## Information provided
+--

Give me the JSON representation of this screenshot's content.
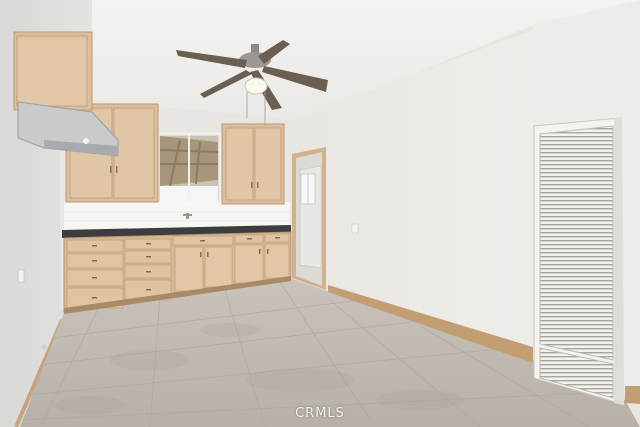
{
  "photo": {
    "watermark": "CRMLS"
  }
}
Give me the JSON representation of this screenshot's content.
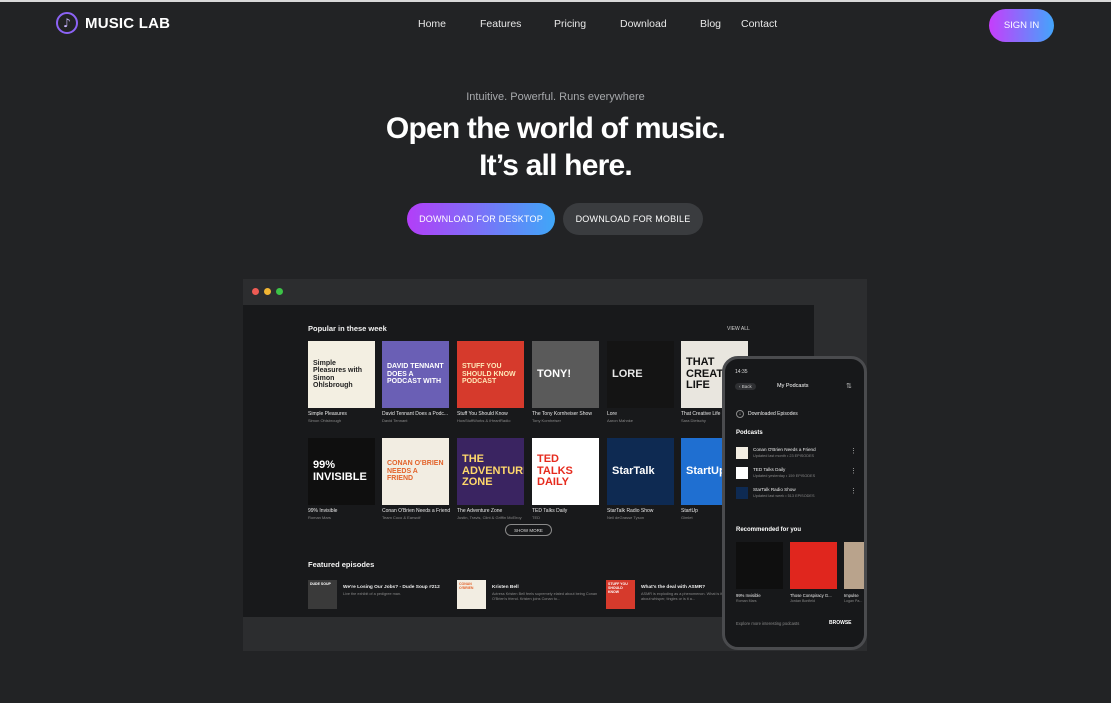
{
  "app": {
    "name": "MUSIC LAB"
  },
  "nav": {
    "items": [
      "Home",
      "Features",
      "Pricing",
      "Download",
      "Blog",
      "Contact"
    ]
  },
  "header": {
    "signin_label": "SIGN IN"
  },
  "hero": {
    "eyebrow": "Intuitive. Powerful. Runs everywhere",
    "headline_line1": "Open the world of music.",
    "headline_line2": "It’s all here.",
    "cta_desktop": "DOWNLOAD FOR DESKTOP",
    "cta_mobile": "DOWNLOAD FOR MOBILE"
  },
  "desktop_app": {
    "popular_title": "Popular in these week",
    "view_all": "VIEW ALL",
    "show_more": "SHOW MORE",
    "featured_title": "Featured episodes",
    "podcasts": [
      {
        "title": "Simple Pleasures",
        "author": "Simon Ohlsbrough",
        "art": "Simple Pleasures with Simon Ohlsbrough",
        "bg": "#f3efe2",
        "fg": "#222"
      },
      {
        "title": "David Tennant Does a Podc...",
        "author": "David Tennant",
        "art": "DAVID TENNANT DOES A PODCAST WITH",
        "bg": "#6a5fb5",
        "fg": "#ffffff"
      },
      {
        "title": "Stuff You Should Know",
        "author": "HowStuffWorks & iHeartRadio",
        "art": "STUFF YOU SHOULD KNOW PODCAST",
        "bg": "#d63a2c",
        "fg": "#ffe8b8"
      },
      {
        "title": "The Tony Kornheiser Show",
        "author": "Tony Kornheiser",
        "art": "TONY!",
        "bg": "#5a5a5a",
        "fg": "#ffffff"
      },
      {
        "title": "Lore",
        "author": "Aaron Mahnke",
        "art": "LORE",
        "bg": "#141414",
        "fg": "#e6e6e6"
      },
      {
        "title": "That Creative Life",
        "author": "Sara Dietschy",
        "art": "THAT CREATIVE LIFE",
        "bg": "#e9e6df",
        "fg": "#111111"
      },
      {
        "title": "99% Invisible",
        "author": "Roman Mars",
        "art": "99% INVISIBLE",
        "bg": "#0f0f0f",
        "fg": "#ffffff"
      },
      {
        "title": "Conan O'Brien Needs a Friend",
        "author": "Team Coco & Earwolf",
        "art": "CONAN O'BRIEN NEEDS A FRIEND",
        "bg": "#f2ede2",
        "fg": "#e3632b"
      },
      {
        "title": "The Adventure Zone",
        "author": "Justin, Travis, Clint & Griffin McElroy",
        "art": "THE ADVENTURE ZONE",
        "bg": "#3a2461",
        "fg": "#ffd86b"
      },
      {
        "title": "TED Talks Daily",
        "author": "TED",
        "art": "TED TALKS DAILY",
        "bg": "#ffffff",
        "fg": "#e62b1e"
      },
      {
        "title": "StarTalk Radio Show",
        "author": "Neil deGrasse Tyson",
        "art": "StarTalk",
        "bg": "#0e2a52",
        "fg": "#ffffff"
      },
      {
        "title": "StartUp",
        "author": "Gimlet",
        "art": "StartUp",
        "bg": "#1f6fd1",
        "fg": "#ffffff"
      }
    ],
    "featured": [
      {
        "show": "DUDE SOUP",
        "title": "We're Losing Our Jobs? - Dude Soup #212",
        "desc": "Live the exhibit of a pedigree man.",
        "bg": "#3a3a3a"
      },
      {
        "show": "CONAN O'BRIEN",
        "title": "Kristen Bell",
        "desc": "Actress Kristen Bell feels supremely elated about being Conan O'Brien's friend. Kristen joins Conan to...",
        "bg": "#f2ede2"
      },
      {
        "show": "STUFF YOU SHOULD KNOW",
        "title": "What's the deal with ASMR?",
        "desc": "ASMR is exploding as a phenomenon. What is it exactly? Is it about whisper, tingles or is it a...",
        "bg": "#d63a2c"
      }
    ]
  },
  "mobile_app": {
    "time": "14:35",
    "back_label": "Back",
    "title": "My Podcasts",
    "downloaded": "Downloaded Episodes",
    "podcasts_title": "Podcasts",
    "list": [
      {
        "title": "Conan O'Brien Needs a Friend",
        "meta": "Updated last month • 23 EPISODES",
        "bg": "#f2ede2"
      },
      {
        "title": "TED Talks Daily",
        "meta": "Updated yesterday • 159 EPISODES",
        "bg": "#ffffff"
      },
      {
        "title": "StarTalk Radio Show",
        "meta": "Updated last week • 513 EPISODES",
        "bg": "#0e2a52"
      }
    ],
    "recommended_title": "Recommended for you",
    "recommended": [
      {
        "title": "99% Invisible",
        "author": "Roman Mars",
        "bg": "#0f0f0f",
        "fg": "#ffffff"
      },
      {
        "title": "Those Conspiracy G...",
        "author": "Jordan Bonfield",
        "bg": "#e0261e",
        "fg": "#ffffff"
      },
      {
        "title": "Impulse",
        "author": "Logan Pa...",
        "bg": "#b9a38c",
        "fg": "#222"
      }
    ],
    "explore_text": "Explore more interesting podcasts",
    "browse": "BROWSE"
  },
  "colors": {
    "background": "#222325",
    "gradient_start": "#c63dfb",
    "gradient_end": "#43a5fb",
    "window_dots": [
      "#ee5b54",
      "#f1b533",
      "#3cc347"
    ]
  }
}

+--

## Stated task
Repeat each record exactly, with the pictures left out.

## Output
Give me the JSON representation of this screenshot's content.
{
  "photo": {
    "watermark": "CRMLS"
  }
}
Give me the JSON representation of this screenshot's content.
{
  "app": {
    "name": "MUSIC LAB"
  },
  "nav": {
    "items": [
      "Home",
      "Features",
      "Pricing",
      "Download",
      "Blog",
      "Contact"
    ]
  },
  "header": {
    "signin_label": "SIGN IN"
  },
  "hero": {
    "eyebrow": "Intuitive. Powerful. Runs everywhere",
    "headline_line1": "Open the world of music.",
    "headline_line2": "It’s all here.",
    "cta_desktop": "DOWNLOAD FOR DESKTOP",
    "cta_mobile": "DOWNLOAD FOR MOBILE"
  },
  "desktop_app": {
    "popular_title": "Popular in these week",
    "view_all": "VIEW ALL",
    "show_more": "SHOW MORE",
    "featured_title": "Featured episodes",
    "podcasts": [
      {
        "title": "Simple Pleasures",
        "author": "Simon Ohlsbrough",
        "art": "Simple Pleasures with Simon Ohlsbrough",
        "bg": "#f3efe2",
        "fg": "#222"
      },
      {
        "title": "David Tennant Does a Podc...",
        "author": "David Tennant",
        "art": "DAVID TENNANT DOES A PODCAST WITH",
        "bg": "#6a5fb5",
        "fg": "#ffffff"
      },
      {
        "title": "Stuff You Should Know",
        "author": "HowStuffWorks & iHeartRadio",
        "art": "STUFF YOU SHOULD KNOW PODCAST",
        "bg": "#d63a2c",
        "fg": "#ffe8b8"
      },
      {
        "title": "The Tony Kornheiser Show",
        "author": "Tony Kornheiser",
        "art": "TONY!",
        "bg": "#5a5a5a",
        "fg": "#ffffff"
      },
      {
        "title": "Lore",
        "author": "Aaron Mahnke",
        "art": "LORE",
        "bg": "#141414",
        "fg": "#e6e6e6"
      },
      {
        "title": "That Creative Life",
        "author": "Sara Dietschy",
        "art": "THAT CREATIVE LIFE",
        "bg": "#e9e6df",
        "fg": "#111111"
      },
      {
        "title": "99% Invisible",
        "author": "Roman Mars",
        "art": "99% INVISIBLE",
        "bg": "#0f0f0f",
        "fg": "#ffffff"
      },
      {
        "title": "Conan O'Brien Needs a Friend",
        "author": "Team Coco & Earwolf",
        "art": "CONAN O'BRIEN NEEDS A FRIEND",
        "bg": "#f2ede2",
        "fg": "#e3632b"
      },
      {
        "title": "The Adventure Zone",
        "author": "Justin, Travis, Clint & Griffin McElroy",
        "art": "THE ADVENTURE ZONE",
        "bg": "#3a2461",
        "fg": "#ffd86b"
      },
      {
        "title": "TED Talks Daily",
        "author": "TED",
        "art": "TED TALKS DAILY",
        "bg": "#ffffff",
        "fg": "#e62b1e"
      },
      {
        "title": "StarTalk Radio Show",
        "author": "Neil deGrasse Tyson",
        "art": "StarTalk",
        "bg": "#0e2a52",
        "fg": "#ffffff"
      },
      {
        "title": "StartUp",
        "author": "Gimlet",
        "art": "StartUp",
        "bg": "#1f6fd1",
        "fg": "#ffffff"
      }
    ],
    "featured": [
      {
        "show": "DUDE SOUP",
        "title": "We're Losing Our Jobs? - Dude Soup #212",
        "desc": "Live the exhibit of a pedigree man.",
        "bg": "#3a3a3a"
      },
      {
        "show": "CONAN O'BRIEN",
        "title": "Kristen Bell",
        "desc": "Actress Kristen Bell feels supremely elated about being Conan O'Brien's friend. Kristen joins Conan to...",
        "bg": "#f2ede2"
      },
      {
        "show": "STUFF YOU SHOULD KNOW",
        "title": "What's the deal with ASMR?",
        "desc": "ASMR is exploding as a phenomenon. What is it exactly? Is it about whisper, tingles or is it a...",
        "bg": "#d63a2c"
      }
    ]
  },
  "mobile_app": {
    "time": "14:35",
    "back_label": "Back",
    "title": "My Podcasts",
    "downloaded": "Downloaded Episodes",
    "podcasts_title": "Podcasts",
    "list": [
      {
        "title": "Conan O'Brien Needs a Friend",
        "meta": "Updated last month • 23 EPISODES",
        "bg": "#f2ede2"
      },
      {
        "title": "TED Talks Daily",
        "meta": "Updated yesterday • 159 EPISODES",
        "bg": "#ffffff"
      },
      {
        "title": "StarTalk Radio Show",
        "meta": "Updated last week • 513 EPISODES",
        "bg": "#0e2a52"
      }
    ],
    "recommended_title": "Recommended for you",
    "recommended": [
      {
        "title": "99% Invisible",
        "author": "Roman Mars",
        "bg": "#0f0f0f",
        "fg": "#ffffff"
      },
      {
        "title": "Those Conspiracy G...",
        "author": "Jordan Bonfield",
        "bg": "#e0261e",
        "fg": "#ffffff"
      },
      {
        "title": "Impulse",
        "author": "Logan Pa...",
        "bg": "#b9a38c",
        "fg": "#222"
      }
    ],
    "explore_text": "Explore more interesting podcasts",
    "browse": "BROWSE"
  },
  "colors": {
    "background": "#222325",
    "gradient_start": "#c63dfb",
    "gradient_end": "#43a5fb",
    "window_dots": [
      "#ee5b54",
      "#f1b533",
      "#3cc347"
    ]
  }
}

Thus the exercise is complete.